*** RECORDS FOR THIS TASK

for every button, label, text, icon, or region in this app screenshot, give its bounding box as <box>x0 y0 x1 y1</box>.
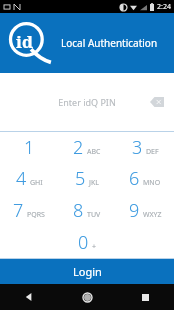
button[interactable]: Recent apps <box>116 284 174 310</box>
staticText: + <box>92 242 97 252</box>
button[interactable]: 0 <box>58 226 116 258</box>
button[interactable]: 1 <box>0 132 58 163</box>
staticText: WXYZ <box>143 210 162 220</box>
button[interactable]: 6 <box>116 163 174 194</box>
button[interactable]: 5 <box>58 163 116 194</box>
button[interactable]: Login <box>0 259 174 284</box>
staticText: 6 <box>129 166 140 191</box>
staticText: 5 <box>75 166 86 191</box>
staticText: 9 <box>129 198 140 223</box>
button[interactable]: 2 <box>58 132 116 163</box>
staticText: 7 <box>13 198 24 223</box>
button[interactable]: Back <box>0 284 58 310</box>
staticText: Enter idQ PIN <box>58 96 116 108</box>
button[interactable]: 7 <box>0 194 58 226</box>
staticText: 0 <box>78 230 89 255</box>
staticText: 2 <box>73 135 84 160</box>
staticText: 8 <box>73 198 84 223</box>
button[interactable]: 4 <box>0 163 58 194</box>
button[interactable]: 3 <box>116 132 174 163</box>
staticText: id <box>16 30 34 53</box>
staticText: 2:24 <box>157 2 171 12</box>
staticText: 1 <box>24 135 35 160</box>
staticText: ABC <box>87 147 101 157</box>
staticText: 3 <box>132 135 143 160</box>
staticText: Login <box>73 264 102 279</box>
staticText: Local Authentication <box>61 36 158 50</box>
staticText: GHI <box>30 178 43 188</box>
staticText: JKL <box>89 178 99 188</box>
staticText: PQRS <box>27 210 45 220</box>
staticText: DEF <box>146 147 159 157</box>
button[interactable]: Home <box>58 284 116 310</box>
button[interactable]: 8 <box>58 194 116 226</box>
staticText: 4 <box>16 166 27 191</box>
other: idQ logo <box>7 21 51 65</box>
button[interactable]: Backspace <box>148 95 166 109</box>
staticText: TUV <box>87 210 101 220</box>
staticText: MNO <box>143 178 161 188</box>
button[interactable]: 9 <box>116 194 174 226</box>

******
*** RECORDS FOR THIS TASK

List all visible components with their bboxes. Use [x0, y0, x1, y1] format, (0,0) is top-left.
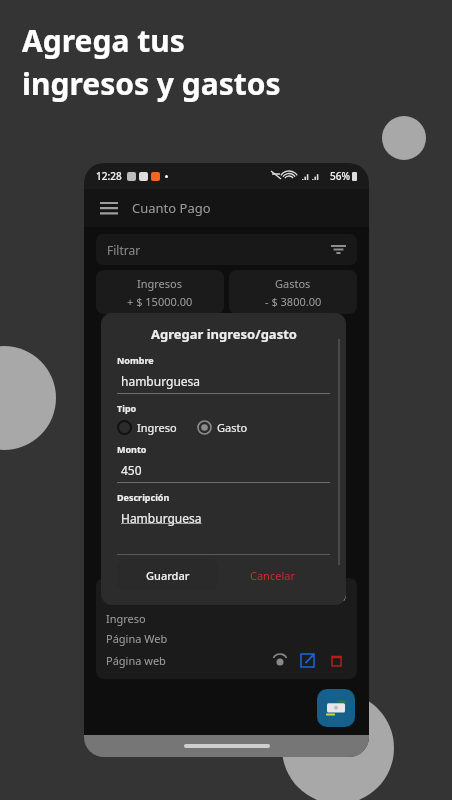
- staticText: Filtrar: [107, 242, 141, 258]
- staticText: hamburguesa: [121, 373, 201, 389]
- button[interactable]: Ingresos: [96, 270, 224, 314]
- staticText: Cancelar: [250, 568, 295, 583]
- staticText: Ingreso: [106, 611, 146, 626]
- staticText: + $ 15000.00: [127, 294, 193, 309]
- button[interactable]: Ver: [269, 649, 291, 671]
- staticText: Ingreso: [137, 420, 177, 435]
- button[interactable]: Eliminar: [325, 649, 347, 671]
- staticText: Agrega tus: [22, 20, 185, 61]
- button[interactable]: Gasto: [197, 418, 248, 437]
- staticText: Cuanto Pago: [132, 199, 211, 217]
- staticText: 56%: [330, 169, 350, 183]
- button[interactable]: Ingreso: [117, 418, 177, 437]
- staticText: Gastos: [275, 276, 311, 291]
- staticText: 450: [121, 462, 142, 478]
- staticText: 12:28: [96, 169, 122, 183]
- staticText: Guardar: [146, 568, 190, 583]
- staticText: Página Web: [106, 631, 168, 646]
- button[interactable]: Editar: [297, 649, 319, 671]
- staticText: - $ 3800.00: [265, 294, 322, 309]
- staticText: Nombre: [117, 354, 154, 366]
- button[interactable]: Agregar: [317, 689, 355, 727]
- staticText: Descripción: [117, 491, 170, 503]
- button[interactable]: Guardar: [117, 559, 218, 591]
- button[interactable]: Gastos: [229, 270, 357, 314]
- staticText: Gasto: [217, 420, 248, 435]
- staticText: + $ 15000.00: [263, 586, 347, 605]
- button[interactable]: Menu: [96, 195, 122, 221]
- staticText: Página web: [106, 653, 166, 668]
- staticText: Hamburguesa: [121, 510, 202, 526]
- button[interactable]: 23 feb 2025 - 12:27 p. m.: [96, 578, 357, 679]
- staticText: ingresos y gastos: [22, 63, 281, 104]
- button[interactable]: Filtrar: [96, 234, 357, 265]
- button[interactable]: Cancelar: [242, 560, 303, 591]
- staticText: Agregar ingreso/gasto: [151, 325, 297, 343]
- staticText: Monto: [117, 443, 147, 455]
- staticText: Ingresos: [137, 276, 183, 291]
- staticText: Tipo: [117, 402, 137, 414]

******

→ **WHAT THE TASK REQUIRES**: Quote everything from the entry containing "button[interactable]: Recent apps" down to the entry containing "button[interactable]: 2 <box>58", with both of those included, repeating each line exactly.

→ **TASK ANSWER**:
button[interactable]: Recent apps <box>116 284 174 310</box>
staticText: + <box>92 242 97 252</box>
button[interactable]: 0 <box>58 226 116 258</box>
button[interactable]: 1 <box>0 132 58 163</box>
staticText: WXYZ <box>143 210 162 220</box>
button[interactable]: 6 <box>116 163 174 194</box>
button[interactable]: 5 <box>58 163 116 194</box>
button[interactable]: Login <box>0 259 174 284</box>
staticText: 6 <box>129 166 140 191</box>
staticText: 5 <box>75 166 86 191</box>
staticText: 9 <box>129 198 140 223</box>
button[interactable]: 2 <box>58 132 116 163</box>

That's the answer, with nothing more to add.